--- start of Items ---

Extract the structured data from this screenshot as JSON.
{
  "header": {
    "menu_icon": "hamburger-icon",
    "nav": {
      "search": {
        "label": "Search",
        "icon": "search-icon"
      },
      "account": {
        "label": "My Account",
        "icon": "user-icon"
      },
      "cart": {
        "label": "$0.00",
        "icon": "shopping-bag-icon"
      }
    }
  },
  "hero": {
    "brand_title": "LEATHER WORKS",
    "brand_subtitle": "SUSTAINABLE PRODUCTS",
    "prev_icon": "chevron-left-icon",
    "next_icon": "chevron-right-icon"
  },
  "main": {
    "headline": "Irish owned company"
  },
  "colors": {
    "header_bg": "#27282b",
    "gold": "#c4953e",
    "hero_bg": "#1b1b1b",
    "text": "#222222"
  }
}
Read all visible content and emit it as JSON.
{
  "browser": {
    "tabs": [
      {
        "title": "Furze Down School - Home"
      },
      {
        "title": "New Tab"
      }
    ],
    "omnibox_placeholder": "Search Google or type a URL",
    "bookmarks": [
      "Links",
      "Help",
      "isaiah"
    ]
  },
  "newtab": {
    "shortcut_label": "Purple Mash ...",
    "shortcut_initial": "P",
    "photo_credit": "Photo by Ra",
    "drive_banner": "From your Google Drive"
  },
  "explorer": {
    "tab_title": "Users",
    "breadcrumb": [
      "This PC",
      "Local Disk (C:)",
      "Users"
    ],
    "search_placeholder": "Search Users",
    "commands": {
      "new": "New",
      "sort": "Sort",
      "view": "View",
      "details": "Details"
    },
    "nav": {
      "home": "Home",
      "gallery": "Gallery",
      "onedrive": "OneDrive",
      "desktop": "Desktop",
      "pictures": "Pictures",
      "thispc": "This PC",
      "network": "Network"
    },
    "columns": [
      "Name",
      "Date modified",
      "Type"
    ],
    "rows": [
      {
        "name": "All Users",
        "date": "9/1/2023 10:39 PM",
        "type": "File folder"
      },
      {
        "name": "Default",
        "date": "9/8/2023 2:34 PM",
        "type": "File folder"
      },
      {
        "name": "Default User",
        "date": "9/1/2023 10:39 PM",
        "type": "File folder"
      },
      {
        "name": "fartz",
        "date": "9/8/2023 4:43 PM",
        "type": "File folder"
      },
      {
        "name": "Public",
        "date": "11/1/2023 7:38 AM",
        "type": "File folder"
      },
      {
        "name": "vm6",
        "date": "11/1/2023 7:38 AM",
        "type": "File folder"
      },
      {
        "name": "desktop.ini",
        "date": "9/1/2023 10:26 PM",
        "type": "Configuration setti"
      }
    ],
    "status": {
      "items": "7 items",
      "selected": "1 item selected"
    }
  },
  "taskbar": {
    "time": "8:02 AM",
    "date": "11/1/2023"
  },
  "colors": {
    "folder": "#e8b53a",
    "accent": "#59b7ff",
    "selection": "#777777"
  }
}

--- end of Items ---

Exercise objective:
Restate each record exactly as written.

Solution for this problem:
Extract the structured data from this screenshot as JSON.
{
  "header": {
    "menu_icon": "hamburger-icon",
    "nav": {
      "search": {
        "label": "Search",
        "icon": "search-icon"
      },
      "account": {
        "label": "My Account",
        "icon": "user-icon"
      },
      "cart": {
        "label": "$0.00",
        "icon": "shopping-bag-icon"
      }
    }
  },
  "hero": {
    "brand_title": "LEATHER WORKS",
    "brand_subtitle": "SUSTAINABLE PRODUCTS",
    "prev_icon": "chevron-left-icon",
    "next_icon": "chevron-right-icon"
  },
  "main": {
    "headline": "Irish owned company"
  },
  "colors": {
    "header_bg": "#27282b",
    "gold": "#c4953e",
    "hero_bg": "#1b1b1b",
    "text": "#222222"
  }
}
Read all visible content and emit it as JSON.
{
  "browser": {
    "tabs": [
      {
        "title": "Furze Down School - Home"
      },
      {
        "title": "New Tab"
      }
    ],
    "omnibox_placeholder": "Search Google or type a URL",
    "bookmarks": [
      "Links",
      "Help",
      "isaiah"
    ]
  },
  "newtab": {
    "shortcut_label": "Purple Mash ...",
    "shortcut_initial": "P",
    "photo_credit": "Photo by Ra",
    "drive_banner": "From your Google Drive"
  },
  "explorer": {
    "tab_title": "Users",
    "breadcrumb": [
      "This PC",
      "Local Disk (C:)",
      "Users"
    ],
    "search_placeholder": "Search Users",
    "commands": {
      "new": "New",
      "sort": "Sort",
      "view": "View",
      "details": "Details"
    },
    "nav": {
      "home": "Home",
      "gallery": "Gallery",
      "onedrive": "OneDrive",
      "desktop": "Desktop",
      "pictures": "Pictures",
      "thispc": "This PC",
      "network": "Network"
    },
    "columns": [
      "Name",
      "Date modified",
      "Type"
    ],
    "rows": [
      {
        "name": "All Users",
        "date": "9/1/2023 10:39 PM",
        "type": "File folder"
      },
      {
        "name": "Default",
        "date": "9/8/2023 2:34 PM",
        "type": "File folder"
      },
      {
        "name": "Default User",
        "date": "9/1/2023 10:39 PM",
        "type": "File folder"
      },
      {
        "name": "fartz",
        "date": "9/8/2023 4:43 PM",
        "type": "File folder"
      },
      {
        "name": "Public",
        "date": "11/1/2023 7:38 AM",
        "type": "File folder"
      },
      {
        "name": "vm6",
        "date": "11/1/2023 7:38 AM",
        "type": "File folder"
      },
      {
        "name": "desktop.ini",
        "date": "9/1/2023 10:26 PM",
        "type": "Configuration setti"
      }
    ],
    "status": {
      "items": "7 items",
      "selected": "1 item selected"
    }
  },
  "taskbar": {
    "time": "8:02 AM",
    "date": "11/1/2023"
  },
  "colors": {
    "folder": "#e8b53a",
    "accent": "#59b7ff",
    "selection": "#777777"
  }
}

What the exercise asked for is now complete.